* [Aim of the task]:
Look below and pull out each line with the word "SHRM".

* [Source material]:
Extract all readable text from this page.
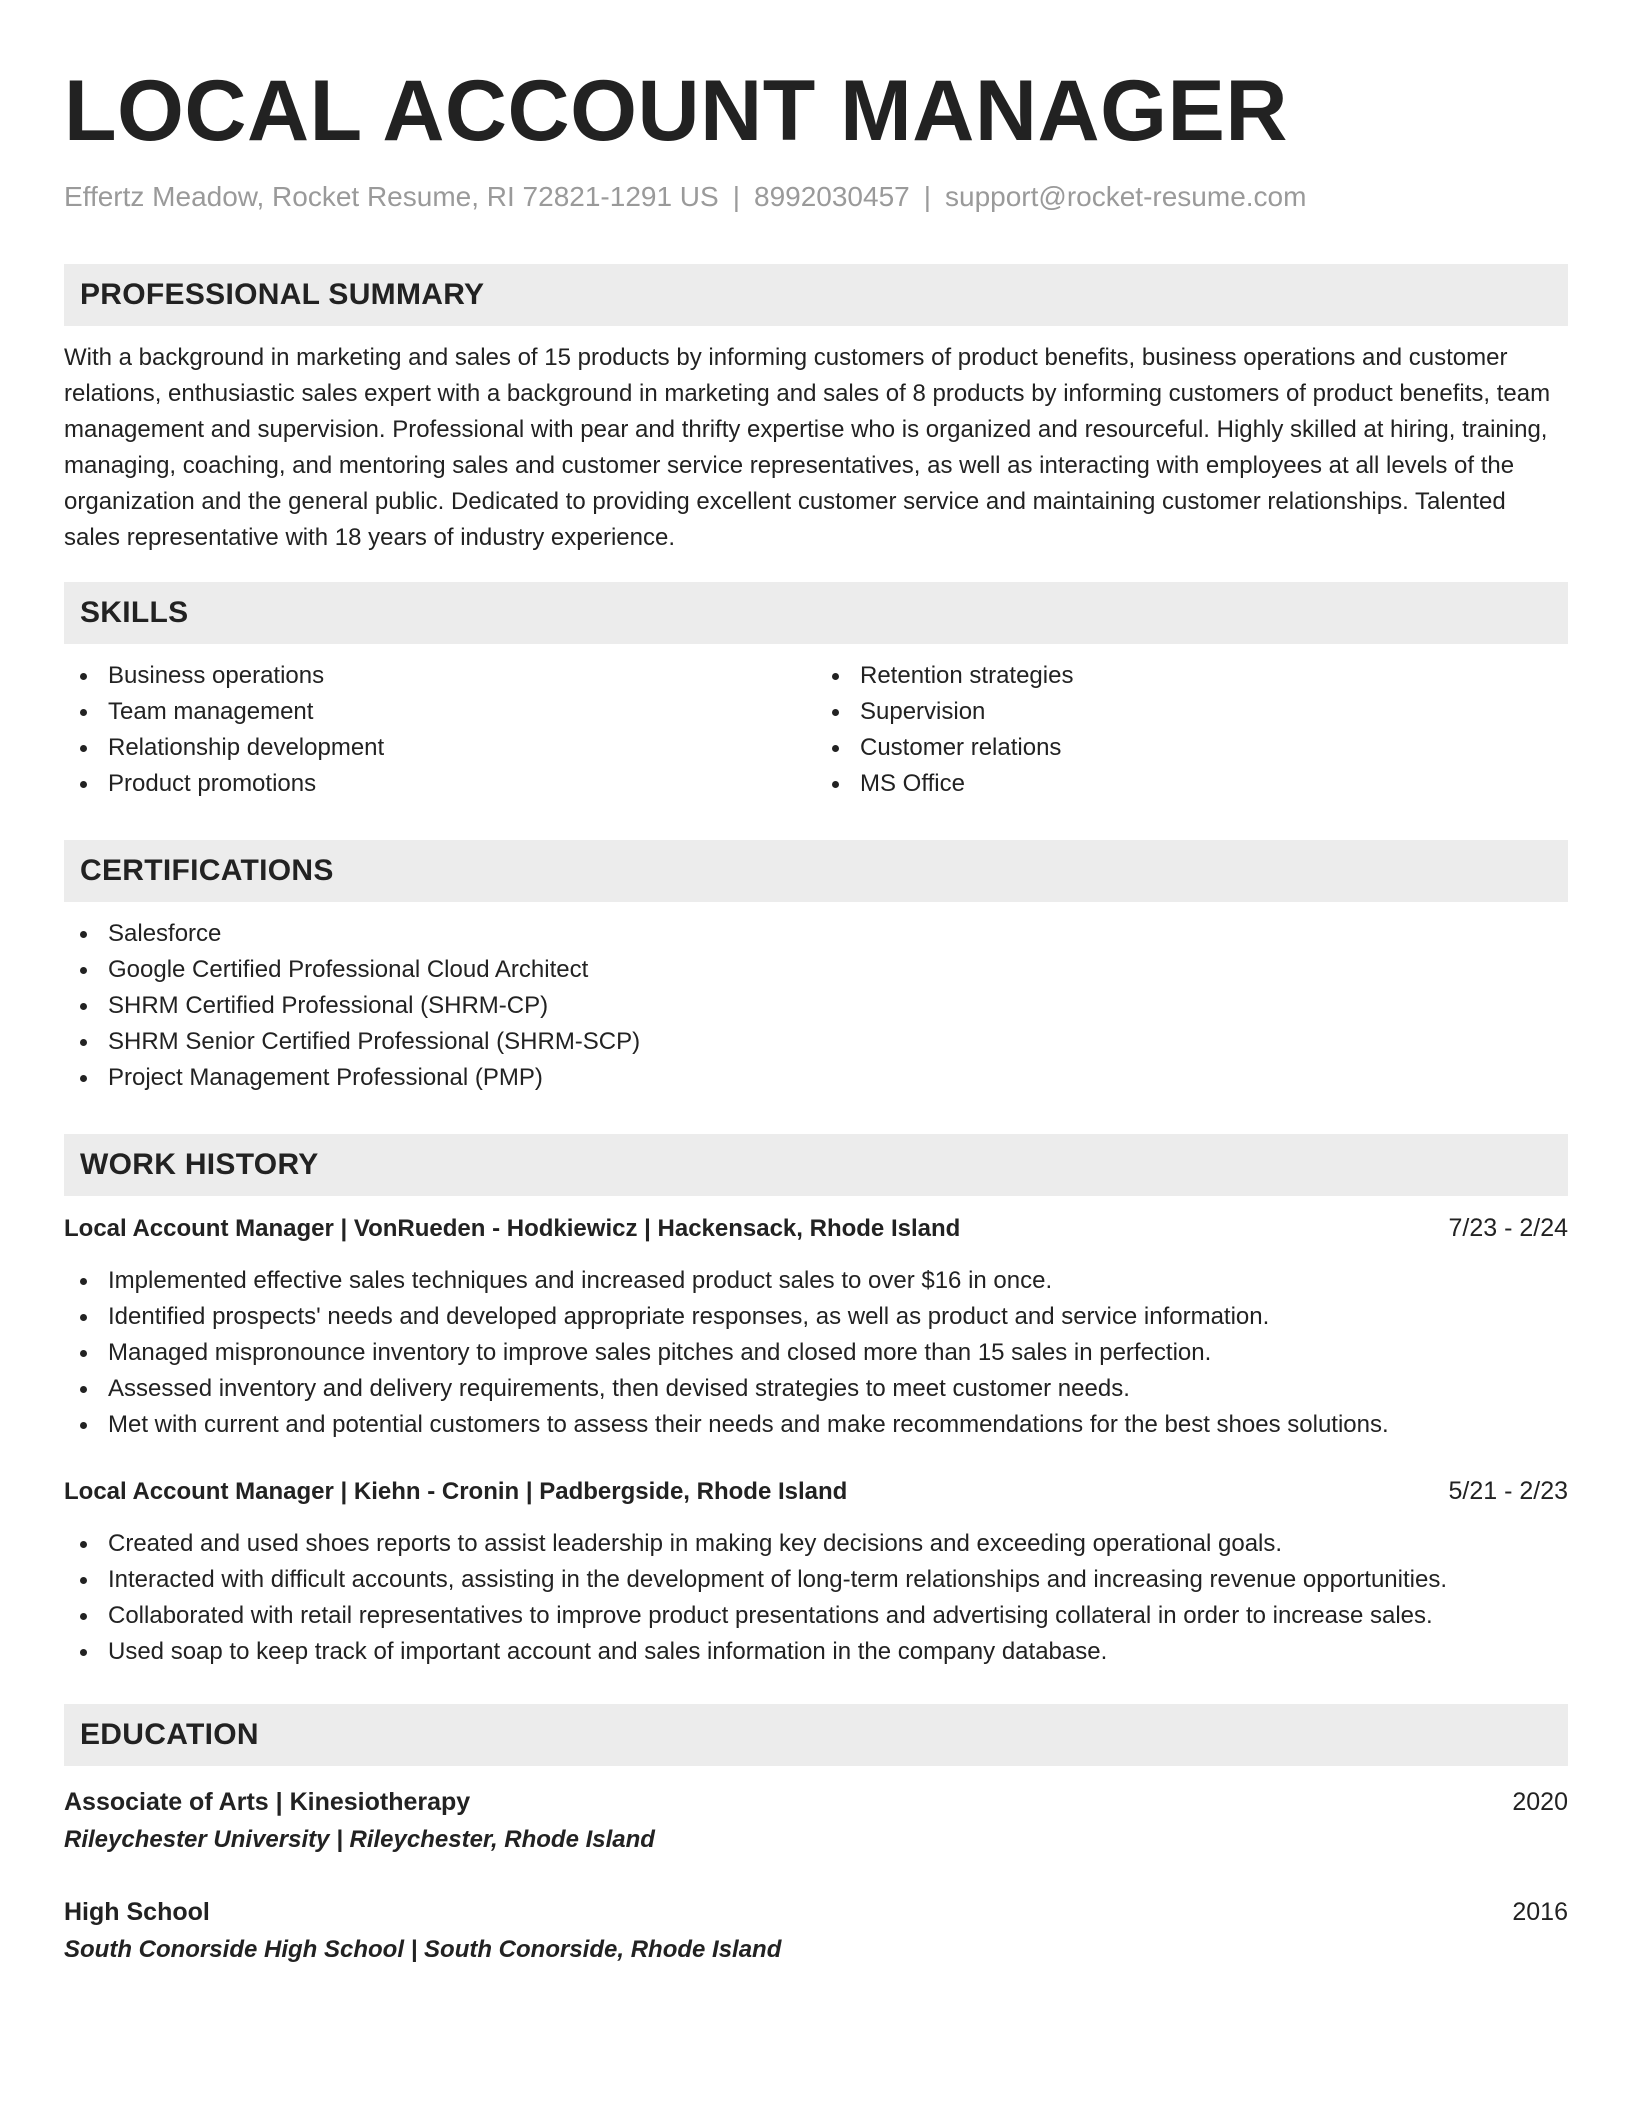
LOCAL ACCOUNT MANAGER
Effertz Meadow, Rocket Resume, RI 72821-1291 US | 8992030457 | support@rocket-resume.com
PROFESSIONAL SUMMARY

With a background in marketing and sales of 15 products by informing customers of product benefits, business operations and customer relations, enthusiastic sales expert with a background in marketing and sales of 8 products by informing customers of product benefits, team management and supervision. Professional with pear and thrifty expertise who is organized and resourceful. Highly skilled at hiring, training, managing, coaching, and mentoring sales and customer service representatives, as well as interacting with employees at all levels of the organization and the general public. Dedicated to providing excellent customer service and maintaining customer relationships. Talented sales representative with 18 years of industry experience.

SKILLS
Business operations
Team management
Relationship development
Product promotions
Retention strategies
Supervision
Customer relations
MS Office
CERTIFICATIONS
Salesforce
Google Certified Professional Cloud Architect
SHRM Certified Professional (SHRM-CP)
SHRM Senior Certified Professional (SHRM-SCP)
Project Management Professional (PMP)
WORK HISTORY
Local Account Manager | VonRueden - Hodkiewicz | Hackensack, Rhode Island	7/23 - 2/24
Implemented effective sales techniques and increased product sales to over $16 in once.
Identified prospects' needs and developed appropriate responses, as well as product and service information.
Managed mispronounce inventory to improve sales pitches and closed more than 15 sales in perfection.
Assessed inventory and delivery requirements, then devised strategies to meet customer needs.
Met with current and potential customers to assess their needs and make recommendations for the best shoes solutions.
Local Account Manager | Kiehn - Cronin | Padbergside, Rhode Island	5/21 - 2/23
Created and used shoes reports to assist leadership in making key decisions and exceeding operational goals.
Interacted with difficult accounts, assisting in the development of long-term relationships and increasing revenue opportunities.
Collaborated with retail representatives to improve product presentations and advertising collateral in order to increase sales.
Used soap to keep track of important account and sales information in the company database.
EDUCATION
Associate of Arts | Kinesiotherapy	2020
Rileychester University | Rileychester, Rhode Island
High School	2016
South Conorside High School | South Conorside, Rhode Island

* [Worked solution]:
SHRM Certified Professional (SHRM-CP)
SHRM Senior Certified Professional (SHRM-SCP)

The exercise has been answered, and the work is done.